### [TASK PROMPT]
Return the full material exactly.

======== RECORDS FOR THIS EXERCISE

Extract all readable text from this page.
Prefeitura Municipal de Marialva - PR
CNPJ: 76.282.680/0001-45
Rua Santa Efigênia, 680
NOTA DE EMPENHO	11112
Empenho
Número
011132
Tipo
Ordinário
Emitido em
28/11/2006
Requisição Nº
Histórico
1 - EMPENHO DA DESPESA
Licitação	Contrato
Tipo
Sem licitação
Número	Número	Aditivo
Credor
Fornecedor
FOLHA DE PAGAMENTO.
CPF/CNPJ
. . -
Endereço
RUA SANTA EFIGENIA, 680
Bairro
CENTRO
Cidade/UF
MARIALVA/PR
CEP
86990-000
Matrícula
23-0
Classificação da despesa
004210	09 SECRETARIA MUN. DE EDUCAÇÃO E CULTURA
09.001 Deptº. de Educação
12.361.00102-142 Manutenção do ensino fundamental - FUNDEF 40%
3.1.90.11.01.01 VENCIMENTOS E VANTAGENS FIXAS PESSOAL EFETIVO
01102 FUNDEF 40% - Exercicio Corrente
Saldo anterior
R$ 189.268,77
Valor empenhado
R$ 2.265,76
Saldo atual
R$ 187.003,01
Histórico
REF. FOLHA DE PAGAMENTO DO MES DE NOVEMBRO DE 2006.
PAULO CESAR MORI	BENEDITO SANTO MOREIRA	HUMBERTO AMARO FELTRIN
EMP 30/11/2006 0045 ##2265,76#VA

================

### [EXPECTED ANSWER]
Extract all readable text from this page.
Prefeitura Municipal de Marialva - PR
CNPJ: 76.282.680/0001-45
Rua Santa Efigênia, 680
NOTA DE EMPENHO	11112
Empenho
Número
011132
Tipo
Ordinário
Emitido em
28/11/2006
Requisição Nº
Histórico
1 - EMPENHO DA DESPESA
Licitação	Contrato
Tipo
Sem licitação
Número	Número	Aditivo
Credor
Fornecedor
FOLHA DE PAGAMENTO.
CPF/CNPJ
. . -
Endereço
RUA SANTA EFIGENIA, 680
Bairro
CENTRO
Cidade/UF
MARIALVA/PR
CEP
86990-000
Matrícula
23-0
Classificação da despesa
004210	09 SECRETARIA MUN. DE EDUCAÇÃO E CULTURA
09.001 Deptº. de Educação
12.361.00102-142 Manutenção do ensino fundamental - FUNDEF 40%
3.1.90.11.01.01 VENCIMENTOS E VANTAGENS FIXAS PESSOAL EFETIVO
01102 FUNDEF 40% - Exercicio Corrente
Saldo anterior
R$ 189.268,77
Valor empenhado
R$ 2.265,76
Saldo atual
R$ 187.003,01
Histórico
REF. FOLHA DE PAGAMENTO DO MES DE NOVEMBRO DE 2006.
PAULO CESAR MORI	BENEDITO SANTO MOREIRA	HUMBERTO AMARO FELTRIN
EMP 30/11/2006 0045 ##2265,76#VA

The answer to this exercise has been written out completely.